ITEMS ▸
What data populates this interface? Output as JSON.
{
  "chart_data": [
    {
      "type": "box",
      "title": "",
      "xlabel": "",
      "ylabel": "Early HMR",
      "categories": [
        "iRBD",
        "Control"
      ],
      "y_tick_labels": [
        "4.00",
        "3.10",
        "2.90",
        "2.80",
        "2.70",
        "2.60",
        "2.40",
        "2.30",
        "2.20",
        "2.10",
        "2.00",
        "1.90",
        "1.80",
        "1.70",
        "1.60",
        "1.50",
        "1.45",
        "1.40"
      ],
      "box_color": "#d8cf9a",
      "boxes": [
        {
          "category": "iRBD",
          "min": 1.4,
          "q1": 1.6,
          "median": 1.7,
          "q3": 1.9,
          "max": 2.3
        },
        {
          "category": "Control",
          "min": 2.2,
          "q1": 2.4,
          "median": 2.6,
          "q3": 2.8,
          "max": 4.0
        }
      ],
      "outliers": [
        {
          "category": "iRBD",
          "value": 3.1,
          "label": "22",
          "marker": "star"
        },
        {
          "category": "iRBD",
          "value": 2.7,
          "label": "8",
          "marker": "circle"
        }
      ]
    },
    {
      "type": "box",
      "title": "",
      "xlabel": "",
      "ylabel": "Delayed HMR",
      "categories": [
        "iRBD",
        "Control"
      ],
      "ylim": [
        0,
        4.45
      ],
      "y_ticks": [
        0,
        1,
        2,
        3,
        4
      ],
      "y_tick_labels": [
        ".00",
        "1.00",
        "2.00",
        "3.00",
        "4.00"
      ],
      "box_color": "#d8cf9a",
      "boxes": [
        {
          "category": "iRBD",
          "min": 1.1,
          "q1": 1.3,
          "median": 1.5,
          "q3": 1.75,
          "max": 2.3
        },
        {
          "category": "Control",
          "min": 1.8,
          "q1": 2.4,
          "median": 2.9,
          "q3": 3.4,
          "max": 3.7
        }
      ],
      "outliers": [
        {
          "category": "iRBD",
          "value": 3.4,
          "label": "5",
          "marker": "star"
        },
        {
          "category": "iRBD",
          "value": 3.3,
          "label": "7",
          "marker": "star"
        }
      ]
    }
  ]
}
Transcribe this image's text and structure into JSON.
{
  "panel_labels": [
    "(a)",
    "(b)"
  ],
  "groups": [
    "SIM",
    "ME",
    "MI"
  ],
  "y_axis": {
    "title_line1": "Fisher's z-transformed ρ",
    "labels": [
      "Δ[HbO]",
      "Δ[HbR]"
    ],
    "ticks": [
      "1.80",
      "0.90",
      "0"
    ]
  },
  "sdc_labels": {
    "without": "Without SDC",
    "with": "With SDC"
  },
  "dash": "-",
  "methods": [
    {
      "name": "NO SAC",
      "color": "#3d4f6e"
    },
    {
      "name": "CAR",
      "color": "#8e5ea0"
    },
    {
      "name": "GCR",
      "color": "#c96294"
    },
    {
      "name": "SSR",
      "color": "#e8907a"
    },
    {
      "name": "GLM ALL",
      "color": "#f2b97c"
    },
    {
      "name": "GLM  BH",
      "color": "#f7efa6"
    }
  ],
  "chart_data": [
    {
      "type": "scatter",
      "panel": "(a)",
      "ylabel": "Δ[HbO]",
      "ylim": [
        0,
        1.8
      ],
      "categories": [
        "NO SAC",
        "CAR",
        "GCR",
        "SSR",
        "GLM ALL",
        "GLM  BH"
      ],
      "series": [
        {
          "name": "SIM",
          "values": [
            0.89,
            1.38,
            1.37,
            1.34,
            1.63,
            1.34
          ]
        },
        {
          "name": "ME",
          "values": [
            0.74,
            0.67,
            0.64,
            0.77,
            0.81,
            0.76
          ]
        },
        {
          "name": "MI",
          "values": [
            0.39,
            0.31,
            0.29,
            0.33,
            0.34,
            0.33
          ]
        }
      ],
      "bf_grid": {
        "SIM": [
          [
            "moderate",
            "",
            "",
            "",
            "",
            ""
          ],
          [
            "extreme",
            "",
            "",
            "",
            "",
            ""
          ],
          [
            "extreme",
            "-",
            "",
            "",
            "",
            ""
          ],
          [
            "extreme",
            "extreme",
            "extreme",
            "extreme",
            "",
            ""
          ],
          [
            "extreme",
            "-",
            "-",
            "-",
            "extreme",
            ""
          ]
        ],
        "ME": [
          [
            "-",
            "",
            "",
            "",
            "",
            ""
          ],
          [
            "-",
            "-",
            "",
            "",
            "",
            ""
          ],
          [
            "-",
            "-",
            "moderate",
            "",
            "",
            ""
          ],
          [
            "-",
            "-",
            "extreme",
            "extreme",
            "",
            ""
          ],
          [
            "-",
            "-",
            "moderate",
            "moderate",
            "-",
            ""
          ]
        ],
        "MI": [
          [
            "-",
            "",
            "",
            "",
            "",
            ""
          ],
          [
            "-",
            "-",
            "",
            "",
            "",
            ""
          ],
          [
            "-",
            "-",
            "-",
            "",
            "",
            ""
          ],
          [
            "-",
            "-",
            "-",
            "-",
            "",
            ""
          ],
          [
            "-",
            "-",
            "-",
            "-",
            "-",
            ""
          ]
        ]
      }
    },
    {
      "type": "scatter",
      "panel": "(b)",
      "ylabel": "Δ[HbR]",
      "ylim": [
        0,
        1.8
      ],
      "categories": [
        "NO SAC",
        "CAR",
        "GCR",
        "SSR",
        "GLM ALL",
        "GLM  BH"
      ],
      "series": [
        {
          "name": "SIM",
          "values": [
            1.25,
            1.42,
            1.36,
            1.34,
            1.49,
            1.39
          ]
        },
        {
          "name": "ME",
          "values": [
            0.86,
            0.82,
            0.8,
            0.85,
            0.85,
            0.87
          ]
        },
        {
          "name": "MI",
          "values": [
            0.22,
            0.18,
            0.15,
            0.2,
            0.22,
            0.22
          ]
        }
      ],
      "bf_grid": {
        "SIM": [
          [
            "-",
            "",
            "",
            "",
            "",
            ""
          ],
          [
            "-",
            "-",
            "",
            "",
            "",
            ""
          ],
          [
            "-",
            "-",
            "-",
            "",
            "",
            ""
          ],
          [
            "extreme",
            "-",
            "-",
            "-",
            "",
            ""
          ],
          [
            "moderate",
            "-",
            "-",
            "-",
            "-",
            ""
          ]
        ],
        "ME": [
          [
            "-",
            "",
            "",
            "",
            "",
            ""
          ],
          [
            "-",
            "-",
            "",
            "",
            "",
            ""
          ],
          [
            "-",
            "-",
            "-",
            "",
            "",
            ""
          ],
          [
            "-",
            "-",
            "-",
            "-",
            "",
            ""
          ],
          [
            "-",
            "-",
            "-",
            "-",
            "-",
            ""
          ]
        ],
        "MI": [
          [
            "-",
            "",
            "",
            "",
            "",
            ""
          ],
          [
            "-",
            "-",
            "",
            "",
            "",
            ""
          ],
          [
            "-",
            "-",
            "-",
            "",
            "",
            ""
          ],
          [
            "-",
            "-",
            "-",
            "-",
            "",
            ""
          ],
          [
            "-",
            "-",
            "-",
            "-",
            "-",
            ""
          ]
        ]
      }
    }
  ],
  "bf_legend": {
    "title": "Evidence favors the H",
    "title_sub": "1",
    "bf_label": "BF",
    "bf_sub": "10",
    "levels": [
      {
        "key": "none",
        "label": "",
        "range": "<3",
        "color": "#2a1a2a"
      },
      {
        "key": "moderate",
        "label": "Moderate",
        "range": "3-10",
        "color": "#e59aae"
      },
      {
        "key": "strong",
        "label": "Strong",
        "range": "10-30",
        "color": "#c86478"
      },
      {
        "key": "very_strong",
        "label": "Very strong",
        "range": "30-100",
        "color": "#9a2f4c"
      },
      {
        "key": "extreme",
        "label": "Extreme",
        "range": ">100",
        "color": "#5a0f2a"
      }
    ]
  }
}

BRIEF ▸ Write out the whole listing again, exactly as it stands.

TASK RESULT ▸
What data populates this interface? Output as JSON.
{
  "chart_data": [
    {
      "type": "box",
      "title": "",
      "xlabel": "",
      "ylabel": "Early HMR",
      "categories": [
        "iRBD",
        "Control"
      ],
      "y_tick_labels": [
        "4.00",
        "3.10",
        "2.90",
        "2.80",
        "2.70",
        "2.60",
        "2.40",
        "2.30",
        "2.20",
        "2.10",
        "2.00",
        "1.90",
        "1.80",
        "1.70",
        "1.60",
        "1.50",
        "1.45",
        "1.40"
      ],
      "box_color": "#d8cf9a",
      "boxes": [
        {
          "category": "iRBD",
          "min": 1.4,
          "q1": 1.6,
          "median": 1.7,
          "q3": 1.9,
          "max": 2.3
        },
        {
          "category": "Control",
          "min": 2.2,
          "q1": 2.4,
          "median": 2.6,
          "q3": 2.8,
          "max": 4.0
        }
      ],
      "outliers": [
        {
          "category": "iRBD",
          "value": 3.1,
          "label": "22",
          "marker": "star"
        },
        {
          "category": "iRBD",
          "value": 2.7,
          "label": "8",
          "marker": "circle"
        }
      ]
    },
    {
      "type": "box",
      "title": "",
      "xlabel": "",
      "ylabel": "Delayed HMR",
      "categories": [
        "iRBD",
        "Control"
      ],
      "ylim": [
        0,
        4.45
      ],
      "y_ticks": [
        0,
        1,
        2,
        3,
        4
      ],
      "y_tick_labels": [
        ".00",
        "1.00",
        "2.00",
        "3.00",
        "4.00"
      ],
      "box_color": "#d8cf9a",
      "boxes": [
        {
          "category": "iRBD",
          "min": 1.1,
          "q1": 1.3,
          "median": 1.5,
          "q3": 1.75,
          "max": 2.3
        },
        {
          "category": "Control",
          "min": 1.8,
          "q1": 2.4,
          "median": 2.9,
          "q3": 3.4,
          "max": 3.7
        }
      ],
      "outliers": [
        {
          "category": "iRBD",
          "value": 3.4,
          "label": "5",
          "marker": "star"
        },
        {
          "category": "iRBD",
          "value": 3.3,
          "label": "7",
          "marker": "star"
        }
      ]
    }
  ]
}
Transcribe this image's text and structure into JSON.
{
  "panel_labels": [
    "(a)",
    "(b)"
  ],
  "groups": [
    "SIM",
    "ME",
    "MI"
  ],
  "y_axis": {
    "title_line1": "Fisher's z-transformed ρ",
    "labels": [
      "Δ[HbO]",
      "Δ[HbR]"
    ],
    "ticks": [
      "1.80",
      "0.90",
      "0"
    ]
  },
  "sdc_labels": {
    "without": "Without SDC",
    "with": "With SDC"
  },
  "dash": "-",
  "methods": [
    {
      "name": "NO SAC",
      "color": "#3d4f6e"
    },
    {
      "name": "CAR",
      "color": "#8e5ea0"
    },
    {
      "name": "GCR",
      "color": "#c96294"
    },
    {
      "name": "SSR",
      "color": "#e8907a"
    },
    {
      "name": "GLM ALL",
      "color": "#f2b97c"
    },
    {
      "name": "GLM  BH",
      "color": "#f7efa6"
    }
  ],
  "chart_data": [
    {
      "type": "scatter",
      "panel": "(a)",
      "ylabel": "Δ[HbO]",
      "ylim": [
        0,
        1.8
      ],
      "categories": [
        "NO SAC",
        "CAR",
        "GCR",
        "SSR",
        "GLM ALL",
        "GLM  BH"
      ],
      "series": [
        {
          "name": "SIM",
          "values": [
            0.89,
            1.38,
            1.37,
            1.34,
            1.63,
            1.34
          ]
        },
        {
          "name": "ME",
          "values": [
            0.74,
            0.67,
            0.64,
            0.77,
            0.81,
            0.76
          ]
        },
        {
          "name": "MI",
          "values": [
            0.39,
            0.31,
            0.29,
            0.33,
            0.34,
            0.33
          ]
        }
      ],
      "bf_grid": {
        "SIM": [
          [
            "moderate",
            "",
            "",
            "",
            "",
            ""
          ],
          [
            "extreme",
            "",
            "",
            "",
            "",
            ""
          ],
          [
            "extreme",
            "-",
            "",
            "",
            "",
            ""
          ],
          [
            "extreme",
            "extreme",
            "extreme",
            "extreme",
            "",
            ""
          ],
          [
            "extreme",
            "-",
            "-",
            "-",
            "extreme",
            ""
          ]
        ],
        "ME": [
          [
            "-",
            "",
            "",
            "",
            "",
            ""
          ],
          [
            "-",
            "-",
            "",
            "",
            "",
            ""
          ],
          [
            "-",
            "-",
            "moderate",
            "",
            "",
            ""
          ],
          [
            "-",
            "-",
            "extreme",
            "extreme",
            "",
            ""
          ],
          [
            "-",
            "-",
            "moderate",
            "moderate",
            "-",
            ""
          ]
        ],
        "MI": [
          [
            "-",
            "",
            "",
            "",
            "",
            ""
          ],
          [
            "-",
            "-",
            "",
            "",
            "",
            ""
          ],
          [
            "-",
            "-",
            "-",
            "",
            "",
            ""
          ],
          [
            "-",
            "-",
            "-",
            "-",
            "",
            ""
          ],
          [
            "-",
            "-",
            "-",
            "-",
            "-",
            ""
          ]
        ]
      }
    },
    {
      "type": "scatter",
      "panel": "(b)",
      "ylabel": "Δ[HbR]",
      "ylim": [
        0,
        1.8
      ],
      "categories": [
        "NO SAC",
        "CAR",
        "GCR",
        "SSR",
        "GLM ALL",
        "GLM  BH"
      ],
      "series": [
        {
          "name": "SIM",
          "values": [
            1.25,
            1.42,
            1.36,
            1.34,
            1.49,
            1.39
          ]
        },
        {
          "name": "ME",
          "values": [
            0.86,
            0.82,
            0.8,
            0.85,
            0.85,
            0.87
          ]
        },
        {
          "name": "MI",
          "values": [
            0.22,
            0.18,
            0.15,
            0.2,
            0.22,
            0.22
          ]
        }
      ],
      "bf_grid": {
        "SIM": [
          [
            "-",
            "",
            "",
            "",
            "",
            ""
          ],
          [
            "-",
            "-",
            "",
            "",
            "",
            ""
          ],
          [
            "-",
            "-",
            "-",
            "",
            "",
            ""
          ],
          [
            "extreme",
            "-",
            "-",
            "-",
            "",
            ""
          ],
          [
            "moderate",
            "-",
            "-",
            "-",
            "-",
            ""
          ]
        ],
        "ME": [
          [
            "-",
            "",
            "",
            "",
            "",
            ""
          ],
          [
            "-",
            "-",
            "",
            "",
            "",
            ""
          ],
          [
            "-",
            "-",
            "-",
            "",
            "",
            ""
          ],
          [
            "-",
            "-",
            "-",
            "-",
            "",
            ""
          ],
          [
            "-",
            "-",
            "-",
            "-",
            "-",
            ""
          ]
        ],
        "MI": [
          [
            "-",
            "",
            "",
            "",
            "",
            ""
          ],
          [
            "-",
            "-",
            "",
            "",
            "",
            ""
          ],
          [
            "-",
            "-",
            "-",
            "",
            "",
            ""
          ],
          [
            "-",
            "-",
            "-",
            "-",
            "",
            ""
          ],
          [
            "-",
            "-",
            "-",
            "-",
            "-",
            ""
          ]
        ]
      }
    }
  ],
  "bf_legend": {
    "title": "Evidence favors the H",
    "title_sub": "1",
    "bf_label": "BF",
    "bf_sub": "10",
    "levels": [
      {
        "key": "none",
        "label": "",
        "range": "<3",
        "color": "#2a1a2a"
      },
      {
        "key": "moderate",
        "label": "Moderate",
        "range": "3-10",
        "color": "#e59aae"
      },
      {
        "key": "strong",
        "label": "Strong",
        "range": "10-30",
        "color": "#c86478"
      },
      {
        "key": "very_strong",
        "label": "Very strong",
        "range": "30-100",
        "color": "#9a2f4c"
      },
      {
        "key": "extreme",
        "label": "Extreme",
        "range": ">100",
        "color": "#5a0f2a"
      }
    ]
  }
}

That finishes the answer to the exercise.